- **WHAT TO PRODUCE**
Lines that hold the string "ylabel" are to be counted; give only their number.

- **INFORMATION SHOWN**
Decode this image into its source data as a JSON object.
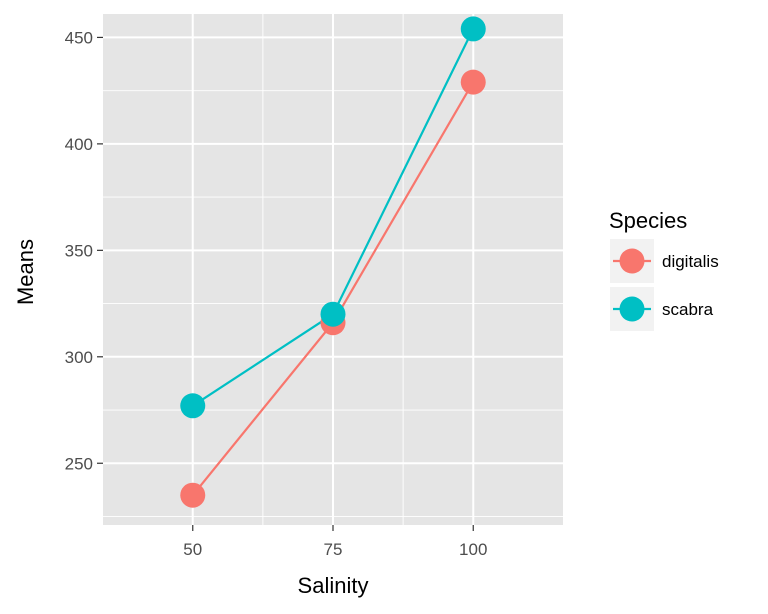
{
  "chart_data": {
    "type": "line",
    "xlabel": "Salinity",
    "ylabel": "Means",
    "x": [
      50,
      75,
      100
    ],
    "x_ticks": [
      "50",
      "75",
      "100"
    ],
    "y_ticks": [
      "250",
      "300",
      "350",
      "400",
      "450"
    ],
    "xlim": [
      34,
      116
    ],
    "ylim": [
      221,
      461
    ],
    "grid": true,
    "panel_background": "#e5e5e5",
    "legend": {
      "title": "Species",
      "placement": "right",
      "entries": [
        "digitalis",
        "scabra"
      ]
    },
    "series": [
      {
        "name": "digitalis",
        "color": "#f8766d",
        "values": [
          235,
          316,
          429
        ]
      },
      {
        "name": "scabra",
        "color": "#00bfc4",
        "values": [
          277,
          320,
          454
        ]
      }
    ]
  }
}
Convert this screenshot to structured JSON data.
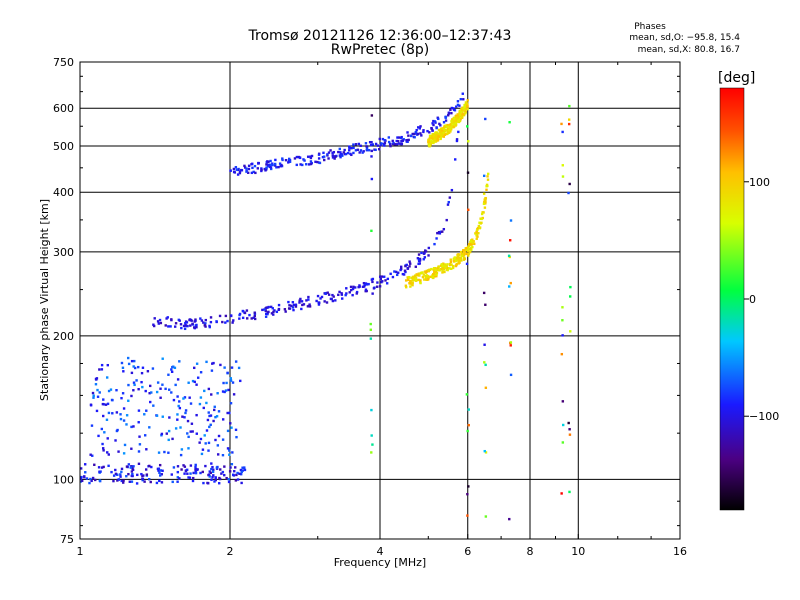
{
  "chart_data": {
    "type": "scatter",
    "title": "Tromsø 20121126 12:36:00–12:37:43",
    "subtitle": "RwPretec (8p)",
    "xlabel": "Frequency [MHz]",
    "ylabel": "Stationary phase Virtual Height [km]",
    "x_scale": "log2",
    "y_scale": "log",
    "xlim": [
      1,
      16
    ],
    "ylim": [
      75,
      750
    ],
    "x_ticks": [
      "1",
      "2",
      "4",
      "6",
      "8",
      "10",
      "16"
    ],
    "x_tick_values": [
      1,
      2,
      4,
      6,
      8,
      10,
      16
    ],
    "y_ticks": [
      "75",
      "100",
      "200",
      "300",
      "400",
      "500",
      "600",
      "750"
    ],
    "y_tick_values": [
      75,
      100,
      200,
      300,
      400,
      500,
      600,
      750
    ],
    "grid": true,
    "phases_header": "Phases",
    "phases_o": "mean, sd,O: −95.8, 15.4",
    "phases_x": "mean, sd,X:  80.8, 16.7",
    "colorbar": {
      "label": "[deg]",
      "range": [
        -180,
        180
      ],
      "ticks": [
        "100",
        "0",
        "−100"
      ],
      "tick_values": [
        100,
        0,
        -100
      ]
    },
    "traces": [
      {
        "trace": "low-echo-band",
        "x_range": [
          1.0,
          2.15
        ],
        "h_range": [
          98,
          108
        ],
        "phase": -95
      },
      {
        "trace": "low-echo-scatter",
        "x_range": [
          1.05,
          2.1
        ],
        "h_range": [
          112,
          180
        ],
        "phase": -80
      },
      {
        "trace": "F-O-trace",
        "x": [
          1.4,
          1.6,
          1.8,
          2.0,
          2.4,
          3.0,
          3.5,
          4.0,
          4.5,
          5.0,
          5.4,
          5.6,
          5.75
        ],
        "h": [
          215,
          212,
          213,
          218,
          225,
          238,
          248,
          260,
          275,
          300,
          340,
          420,
          550
        ],
        "phase": -100
      },
      {
        "trace": "F-X-trace",
        "x": [
          4.5,
          5.0,
          5.5,
          6.0,
          6.3,
          6.5,
          6.6
        ],
        "h": [
          258,
          268,
          280,
          300,
          330,
          380,
          440
        ],
        "phase": 90
      },
      {
        "trace": "F2-O-multihop",
        "x": [
          2.0,
          2.5,
          3.0,
          3.5,
          4.0,
          4.5,
          5.0,
          5.4,
          5.7,
          5.9
        ],
        "h": [
          440,
          458,
          470,
          490,
          505,
          520,
          545,
          570,
          605,
          640
        ],
        "phase": -95
      },
      {
        "trace": "F2-X-multihop",
        "x": [
          5.0,
          5.5,
          5.8,
          6.0
        ],
        "h": [
          510,
          545,
          580,
          610
        ],
        "phase": 90
      },
      {
        "trace": "noise-columns",
        "x": [
          3.85,
          6.0,
          6.5,
          7.3,
          9.3,
          9.6
        ],
        "h_range": [
          78,
          620
        ],
        "phase": 0
      }
    ]
  }
}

- **RESPONSE TO THIS EXERCISE**
2